▶ [WRITTEN TASK]:
Identify every line containing the word "JSON" and reproduce each one.

▶ [DATA FOR PROCESSING]:

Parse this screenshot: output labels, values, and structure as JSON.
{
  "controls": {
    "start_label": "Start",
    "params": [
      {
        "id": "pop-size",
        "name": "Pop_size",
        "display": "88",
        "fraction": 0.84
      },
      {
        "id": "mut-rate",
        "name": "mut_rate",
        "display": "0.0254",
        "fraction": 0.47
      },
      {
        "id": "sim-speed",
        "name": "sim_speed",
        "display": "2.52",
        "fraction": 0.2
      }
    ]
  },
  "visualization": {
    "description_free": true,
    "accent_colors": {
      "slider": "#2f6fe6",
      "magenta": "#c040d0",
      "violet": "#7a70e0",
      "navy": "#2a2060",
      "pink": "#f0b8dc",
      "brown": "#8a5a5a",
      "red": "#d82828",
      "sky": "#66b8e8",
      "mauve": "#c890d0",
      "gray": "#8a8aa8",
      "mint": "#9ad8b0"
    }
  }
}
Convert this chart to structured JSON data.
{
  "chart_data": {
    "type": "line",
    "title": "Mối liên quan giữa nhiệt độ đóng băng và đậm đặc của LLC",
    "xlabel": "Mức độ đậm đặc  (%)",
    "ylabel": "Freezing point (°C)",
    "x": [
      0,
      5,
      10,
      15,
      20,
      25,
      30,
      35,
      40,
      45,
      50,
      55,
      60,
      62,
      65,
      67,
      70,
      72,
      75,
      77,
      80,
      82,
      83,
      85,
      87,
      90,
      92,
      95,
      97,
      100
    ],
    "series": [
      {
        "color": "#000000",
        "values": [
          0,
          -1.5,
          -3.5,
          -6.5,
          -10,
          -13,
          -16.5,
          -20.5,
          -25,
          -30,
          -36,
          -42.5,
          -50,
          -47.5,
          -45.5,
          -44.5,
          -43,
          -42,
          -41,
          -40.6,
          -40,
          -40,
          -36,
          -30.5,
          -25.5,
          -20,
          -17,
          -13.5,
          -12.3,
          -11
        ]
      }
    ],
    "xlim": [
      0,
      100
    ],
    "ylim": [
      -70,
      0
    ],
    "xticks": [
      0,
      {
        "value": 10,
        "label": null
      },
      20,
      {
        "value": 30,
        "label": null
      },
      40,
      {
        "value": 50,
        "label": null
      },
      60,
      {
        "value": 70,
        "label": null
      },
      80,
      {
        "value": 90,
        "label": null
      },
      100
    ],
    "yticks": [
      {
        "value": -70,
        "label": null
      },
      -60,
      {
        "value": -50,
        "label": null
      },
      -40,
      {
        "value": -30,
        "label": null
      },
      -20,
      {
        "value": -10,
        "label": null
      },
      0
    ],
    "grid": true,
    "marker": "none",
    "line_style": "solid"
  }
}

▶ [SOLVED PROBLEM]:
Parse this screenshot: output labels, values, and structure as JSON.
Convert this chart to structured JSON data.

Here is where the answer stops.